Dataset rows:
-*-
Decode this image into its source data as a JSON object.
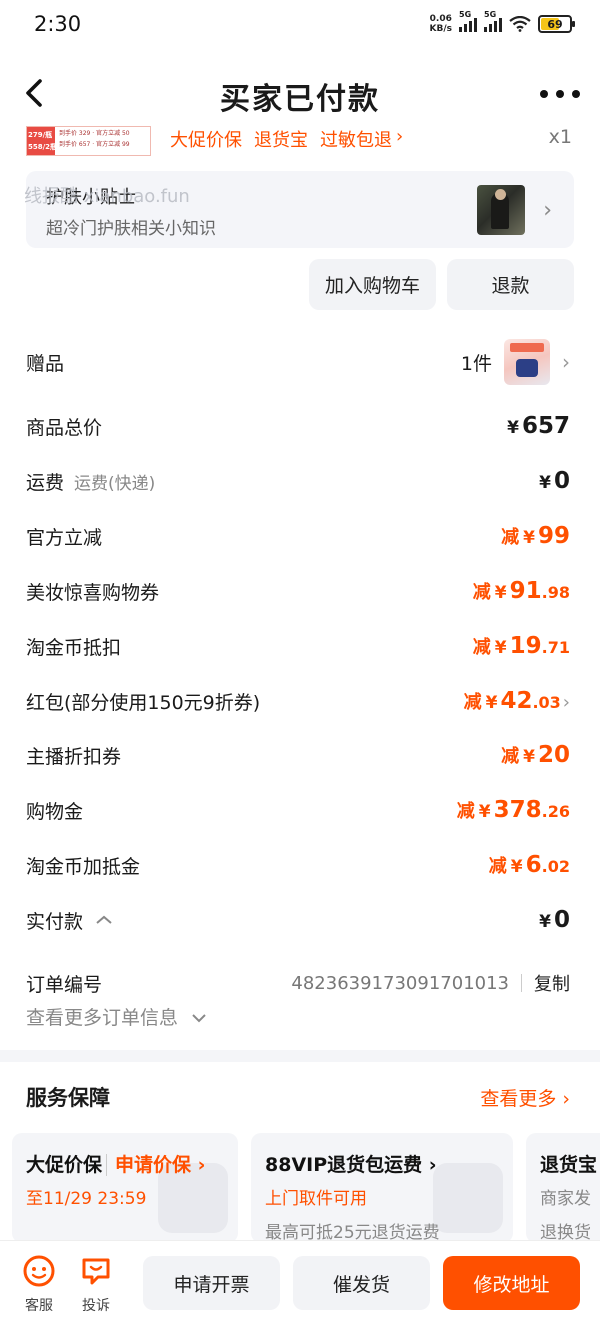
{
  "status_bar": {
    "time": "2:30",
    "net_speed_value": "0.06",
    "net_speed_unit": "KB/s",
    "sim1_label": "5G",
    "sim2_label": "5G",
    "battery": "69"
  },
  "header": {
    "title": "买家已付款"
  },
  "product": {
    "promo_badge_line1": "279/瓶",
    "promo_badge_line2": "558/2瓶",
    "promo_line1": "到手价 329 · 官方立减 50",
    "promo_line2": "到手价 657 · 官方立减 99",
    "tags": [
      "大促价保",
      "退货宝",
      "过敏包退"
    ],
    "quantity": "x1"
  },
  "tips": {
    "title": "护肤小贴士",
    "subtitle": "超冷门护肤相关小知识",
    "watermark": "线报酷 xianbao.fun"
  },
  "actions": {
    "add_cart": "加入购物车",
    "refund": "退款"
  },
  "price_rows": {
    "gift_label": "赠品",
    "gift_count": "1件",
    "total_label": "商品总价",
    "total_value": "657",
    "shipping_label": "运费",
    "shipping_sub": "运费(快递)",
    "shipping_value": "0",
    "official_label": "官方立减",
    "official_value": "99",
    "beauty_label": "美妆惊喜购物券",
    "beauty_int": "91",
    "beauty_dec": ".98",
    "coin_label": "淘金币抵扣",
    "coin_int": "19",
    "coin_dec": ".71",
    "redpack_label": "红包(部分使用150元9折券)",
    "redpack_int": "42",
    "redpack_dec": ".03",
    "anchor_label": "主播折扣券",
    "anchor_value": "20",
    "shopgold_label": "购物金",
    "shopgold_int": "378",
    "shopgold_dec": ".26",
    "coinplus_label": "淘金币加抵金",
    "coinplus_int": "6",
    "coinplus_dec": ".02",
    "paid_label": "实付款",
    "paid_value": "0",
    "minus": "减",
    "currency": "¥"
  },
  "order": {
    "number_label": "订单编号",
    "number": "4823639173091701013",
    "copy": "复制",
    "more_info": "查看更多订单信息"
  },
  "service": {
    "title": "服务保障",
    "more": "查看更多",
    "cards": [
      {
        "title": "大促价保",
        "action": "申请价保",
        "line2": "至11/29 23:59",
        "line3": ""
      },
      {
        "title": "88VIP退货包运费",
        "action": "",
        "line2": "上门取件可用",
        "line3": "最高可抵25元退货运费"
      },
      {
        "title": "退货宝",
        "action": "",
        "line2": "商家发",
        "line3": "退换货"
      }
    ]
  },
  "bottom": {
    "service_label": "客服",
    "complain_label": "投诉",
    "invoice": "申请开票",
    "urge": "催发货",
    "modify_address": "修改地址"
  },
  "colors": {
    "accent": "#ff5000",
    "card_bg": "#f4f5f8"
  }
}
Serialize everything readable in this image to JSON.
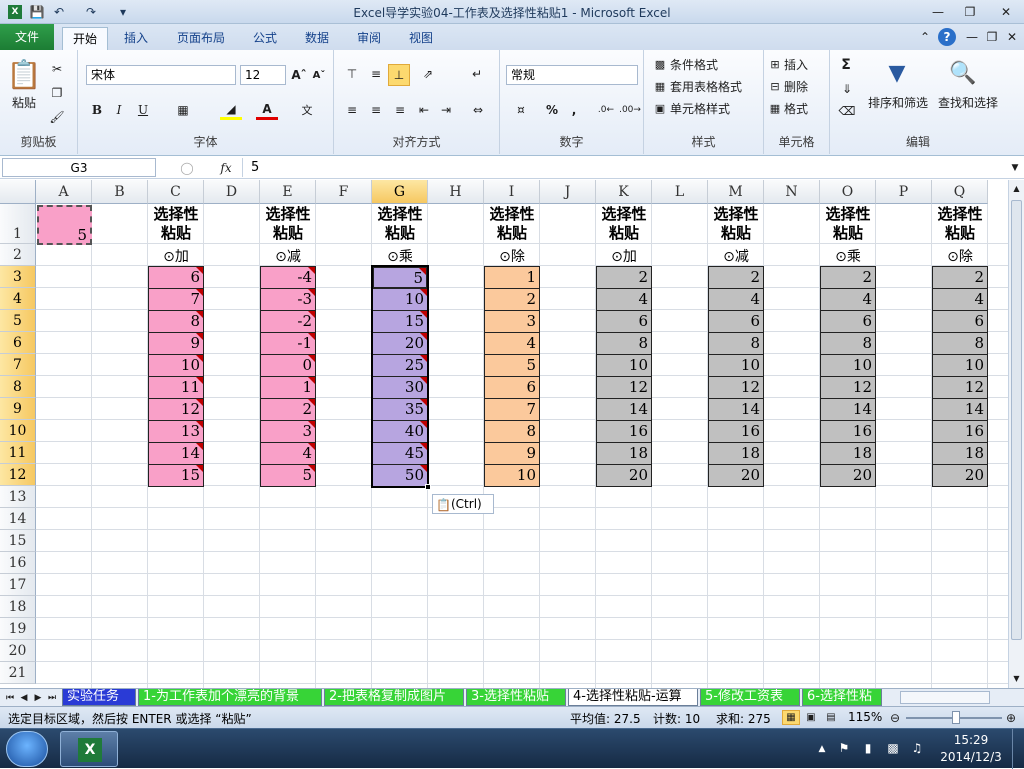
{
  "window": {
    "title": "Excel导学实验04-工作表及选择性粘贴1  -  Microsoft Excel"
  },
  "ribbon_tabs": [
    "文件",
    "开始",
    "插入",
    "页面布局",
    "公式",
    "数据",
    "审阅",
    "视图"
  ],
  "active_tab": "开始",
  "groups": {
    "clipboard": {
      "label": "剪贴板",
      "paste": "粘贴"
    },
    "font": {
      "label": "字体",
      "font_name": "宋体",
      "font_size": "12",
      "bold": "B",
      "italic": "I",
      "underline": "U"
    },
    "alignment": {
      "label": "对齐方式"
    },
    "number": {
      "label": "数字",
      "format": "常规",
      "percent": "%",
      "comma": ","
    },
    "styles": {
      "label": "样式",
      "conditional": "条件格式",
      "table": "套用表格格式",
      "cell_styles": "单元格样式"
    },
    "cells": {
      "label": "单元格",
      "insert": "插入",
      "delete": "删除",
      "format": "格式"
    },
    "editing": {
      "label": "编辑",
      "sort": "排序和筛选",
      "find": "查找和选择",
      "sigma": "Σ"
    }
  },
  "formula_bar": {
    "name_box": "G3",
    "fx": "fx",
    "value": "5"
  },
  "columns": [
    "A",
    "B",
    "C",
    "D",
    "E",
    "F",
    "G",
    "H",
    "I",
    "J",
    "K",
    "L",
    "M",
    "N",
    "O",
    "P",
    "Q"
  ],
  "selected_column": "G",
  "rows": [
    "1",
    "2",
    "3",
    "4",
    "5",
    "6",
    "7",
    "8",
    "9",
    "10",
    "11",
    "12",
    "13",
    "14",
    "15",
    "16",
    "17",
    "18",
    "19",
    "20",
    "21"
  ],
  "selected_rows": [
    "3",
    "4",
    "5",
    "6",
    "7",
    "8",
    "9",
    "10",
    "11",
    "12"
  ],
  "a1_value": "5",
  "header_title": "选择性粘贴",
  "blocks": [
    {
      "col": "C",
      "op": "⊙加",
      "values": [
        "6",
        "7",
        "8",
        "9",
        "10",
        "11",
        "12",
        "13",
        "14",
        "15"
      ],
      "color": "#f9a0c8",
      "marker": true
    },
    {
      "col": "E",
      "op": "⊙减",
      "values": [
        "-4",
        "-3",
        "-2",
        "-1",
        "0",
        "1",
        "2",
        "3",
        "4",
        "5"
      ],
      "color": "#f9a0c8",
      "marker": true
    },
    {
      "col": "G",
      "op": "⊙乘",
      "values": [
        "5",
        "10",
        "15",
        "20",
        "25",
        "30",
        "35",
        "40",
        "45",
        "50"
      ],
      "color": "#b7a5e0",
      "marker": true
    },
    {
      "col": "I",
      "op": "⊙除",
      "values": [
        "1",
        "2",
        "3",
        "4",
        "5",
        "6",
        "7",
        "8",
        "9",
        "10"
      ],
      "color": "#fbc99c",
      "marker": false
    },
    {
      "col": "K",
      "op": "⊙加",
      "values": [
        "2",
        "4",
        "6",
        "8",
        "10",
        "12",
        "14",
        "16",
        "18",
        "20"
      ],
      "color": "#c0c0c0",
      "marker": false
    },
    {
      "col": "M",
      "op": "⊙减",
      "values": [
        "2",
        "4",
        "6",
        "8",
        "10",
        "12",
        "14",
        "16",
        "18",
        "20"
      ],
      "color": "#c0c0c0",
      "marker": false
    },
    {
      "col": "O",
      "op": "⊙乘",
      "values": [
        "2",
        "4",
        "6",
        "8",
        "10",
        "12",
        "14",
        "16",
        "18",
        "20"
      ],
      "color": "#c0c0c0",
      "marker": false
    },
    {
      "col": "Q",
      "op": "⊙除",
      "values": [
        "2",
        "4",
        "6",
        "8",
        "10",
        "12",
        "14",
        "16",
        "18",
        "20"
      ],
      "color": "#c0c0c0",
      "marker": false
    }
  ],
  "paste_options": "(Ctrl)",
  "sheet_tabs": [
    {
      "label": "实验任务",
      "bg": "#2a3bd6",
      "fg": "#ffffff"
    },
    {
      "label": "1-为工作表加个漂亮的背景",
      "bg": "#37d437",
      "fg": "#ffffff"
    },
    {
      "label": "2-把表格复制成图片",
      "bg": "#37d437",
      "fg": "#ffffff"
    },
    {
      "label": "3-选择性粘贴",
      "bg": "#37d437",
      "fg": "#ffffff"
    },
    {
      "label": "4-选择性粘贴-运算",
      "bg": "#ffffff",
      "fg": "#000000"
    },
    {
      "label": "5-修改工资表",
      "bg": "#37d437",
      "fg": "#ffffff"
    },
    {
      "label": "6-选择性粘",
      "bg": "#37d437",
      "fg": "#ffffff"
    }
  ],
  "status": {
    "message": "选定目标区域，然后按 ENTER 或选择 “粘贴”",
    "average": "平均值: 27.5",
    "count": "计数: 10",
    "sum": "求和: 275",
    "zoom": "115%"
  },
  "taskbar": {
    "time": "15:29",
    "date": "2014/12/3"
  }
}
-*-
Except for the pictures, reproduce every line exactly.

SOLUTION TO THIS PROBLEM
Decode this image into its source data as a JSON object.
{
  "status_bar": {
    "time": "2:30",
    "net_speed_value": "0.06",
    "net_speed_unit": "KB/s",
    "sim1_label": "5G",
    "sim2_label": "5G",
    "battery": "69"
  },
  "header": {
    "title": "买家已付款"
  },
  "product": {
    "promo_badge_line1": "279/瓶",
    "promo_badge_line2": "558/2瓶",
    "promo_line1": "到手价 329 · 官方立减 50",
    "promo_line2": "到手价 657 · 官方立减 99",
    "tags": [
      "大促价保",
      "退货宝",
      "过敏包退"
    ],
    "quantity": "x1"
  },
  "tips": {
    "title": "护肤小贴士",
    "subtitle": "超冷门护肤相关小知识",
    "watermark": "线报酷 xianbao.fun"
  },
  "actions": {
    "add_cart": "加入购物车",
    "refund": "退款"
  },
  "price_rows": {
    "gift_label": "赠品",
    "gift_count": "1件",
    "total_label": "商品总价",
    "total_value": "657",
    "shipping_label": "运费",
    "shipping_sub": "运费(快递)",
    "shipping_value": "0",
    "official_label": "官方立减",
    "official_value": "99",
    "beauty_label": "美妆惊喜购物券",
    "beauty_int": "91",
    "beauty_dec": ".98",
    "coin_label": "淘金币抵扣",
    "coin_int": "19",
    "coin_dec": ".71",
    "redpack_label": "红包(部分使用150元9折券)",
    "redpack_int": "42",
    "redpack_dec": ".03",
    "anchor_label": "主播折扣券",
    "anchor_value": "20",
    "shopgold_label": "购物金",
    "shopgold_int": "378",
    "shopgold_dec": ".26",
    "coinplus_label": "淘金币加抵金",
    "coinplus_int": "6",
    "coinplus_dec": ".02",
    "paid_label": "实付款",
    "paid_value": "0",
    "minus": "减",
    "currency": "¥"
  },
  "order": {
    "number_label": "订单编号",
    "number": "4823639173091701013",
    "copy": "复制",
    "more_info": "查看更多订单信息"
  },
  "service": {
    "title": "服务保障",
    "more": "查看更多",
    "cards": [
      {
        "title": "大促价保",
        "action": "申请价保",
        "line2": "至11/29 23:59",
        "line3": ""
      },
      {
        "title": "88VIP退货包运费",
        "action": "",
        "line2": "上门取件可用",
        "line3": "最高可抵25元退货运费"
      },
      {
        "title": "退货宝",
        "action": "",
        "line2": "商家发",
        "line3": "退换货"
      }
    ]
  },
  "bottom": {
    "service_label": "客服",
    "complain_label": "投诉",
    "invoice": "申请开票",
    "urge": "催发货",
    "modify_address": "修改地址"
  },
  "colors": {
    "accent": "#ff5000",
    "card_bg": "#f4f5f8"
  }
}
Serialize everything readable in this image to JSON.
{
  "window": {
    "title": "Excel导学实验04-工作表及选择性粘贴1  -  Microsoft Excel"
  },
  "ribbon_tabs": [
    "文件",
    "开始",
    "插入",
    "页面布局",
    "公式",
    "数据",
    "审阅",
    "视图"
  ],
  "active_tab": "开始",
  "groups": {
    "clipboard": {
      "label": "剪贴板",
      "paste": "粘贴"
    },
    "font": {
      "label": "字体",
      "font_name": "宋体",
      "font_size": "12",
      "bold": "B",
      "italic": "I",
      "underline": "U"
    },
    "alignment": {
      "label": "对齐方式"
    },
    "number": {
      "label": "数字",
      "format": "常规",
      "percent": "%",
      "comma": ","
    },
    "styles": {
      "label": "样式",
      "conditional": "条件格式",
      "table": "套用表格格式",
      "cell_styles": "单元格样式"
    },
    "cells": {
      "label": "单元格",
      "insert": "插入",
      "delete": "删除",
      "format": "格式"
    },
    "editing": {
      "label": "编辑",
      "sort": "排序和筛选",
      "find": "查找和选择",
      "sigma": "Σ"
    }
  },
  "formula_bar": {
    "name_box": "G3",
    "fx": "fx",
    "value": "5"
  },
  "columns": [
    "A",
    "B",
    "C",
    "D",
    "E",
    "F",
    "G",
    "H",
    "I",
    "J",
    "K",
    "L",
    "M",
    "N",
    "O",
    "P",
    "Q"
  ],
  "selected_column": "G",
  "rows": [
    "1",
    "2",
    "3",
    "4",
    "5",
    "6",
    "7",
    "8",
    "9",
    "10",
    "11",
    "12",
    "13",
    "14",
    "15",
    "16",
    "17",
    "18",
    "19",
    "20",
    "21"
  ],
  "selected_rows": [
    "3",
    "4",
    "5",
    "6",
    "7",
    "8",
    "9",
    "10",
    "11",
    "12"
  ],
  "a1_value": "5",
  "header_title": "选择性粘贴",
  "blocks": [
    {
      "col": "C",
      "op": "⊙加",
      "values": [
        "6",
        "7",
        "8",
        "9",
        "10",
        "11",
        "12",
        "13",
        "14",
        "15"
      ],
      "color": "#f9a0c8",
      "marker": true
    },
    {
      "col": "E",
      "op": "⊙减",
      "values": [
        "-4",
        "-3",
        "-2",
        "-1",
        "0",
        "1",
        "2",
        "3",
        "4",
        "5"
      ],
      "color": "#f9a0c8",
      "marker": true
    },
    {
      "col": "G",
      "op": "⊙乘",
      "values": [
        "5",
        "10",
        "15",
        "20",
        "25",
        "30",
        "35",
        "40",
        "45",
        "50"
      ],
      "color": "#b7a5e0",
      "marker": true
    },
    {
      "col": "I",
      "op": "⊙除",
      "values": [
        "1",
        "2",
        "3",
        "4",
        "5",
        "6",
        "7",
        "8",
        "9",
        "10"
      ],
      "color": "#fbc99c",
      "marker": false
    },
    {
      "col": "K",
      "op": "⊙加",
      "values": [
        "2",
        "4",
        "6",
        "8",
        "10",
        "12",
        "14",
        "16",
        "18",
        "20"
      ],
      "color": "#c0c0c0",
      "marker": false
    },
    {
      "col": "M",
      "op": "⊙减",
      "values": [
        "2",
        "4",
        "6",
        "8",
        "10",
        "12",
        "14",
        "16",
        "18",
        "20"
      ],
      "color": "#c0c0c0",
      "marker": false
    },
    {
      "col": "O",
      "op": "⊙乘",
      "values": [
        "2",
        "4",
        "6",
        "8",
        "10",
        "12",
        "14",
        "16",
        "18",
        "20"
      ],
      "color": "#c0c0c0",
      "marker": false
    },
    {
      "col": "Q",
      "op": "⊙除",
      "values": [
        "2",
        "4",
        "6",
        "8",
        "10",
        "12",
        "14",
        "16",
        "18",
        "20"
      ],
      "color": "#c0c0c0",
      "marker": false
    }
  ],
  "paste_options": "(Ctrl)",
  "sheet_tabs": [
    {
      "label": "实验任务",
      "bg": "#2a3bd6",
      "fg": "#ffffff"
    },
    {
      "label": "1-为工作表加个漂亮的背景",
      "bg": "#37d437",
      "fg": "#ffffff"
    },
    {
      "label": "2-把表格复制成图片",
      "bg": "#37d437",
      "fg": "#ffffff"
    },
    {
      "label": "3-选择性粘贴",
      "bg": "#37d437",
      "fg": "#ffffff"
    },
    {
      "label": "4-选择性粘贴-运算",
      "bg": "#ffffff",
      "fg": "#000000"
    },
    {
      "label": "5-修改工资表",
      "bg": "#37d437",
      "fg": "#ffffff"
    },
    {
      "label": "6-选择性粘",
      "bg": "#37d437",
      "fg": "#ffffff"
    }
  ],
  "status": {
    "message": "选定目标区域，然后按 ENTER 或选择 “粘贴”",
    "average": "平均值: 27.5",
    "count": "计数: 10",
    "sum": "求和: 275",
    "zoom": "115%"
  },
  "taskbar": {
    "time": "15:29",
    "date": "2014/12/3"
  }
}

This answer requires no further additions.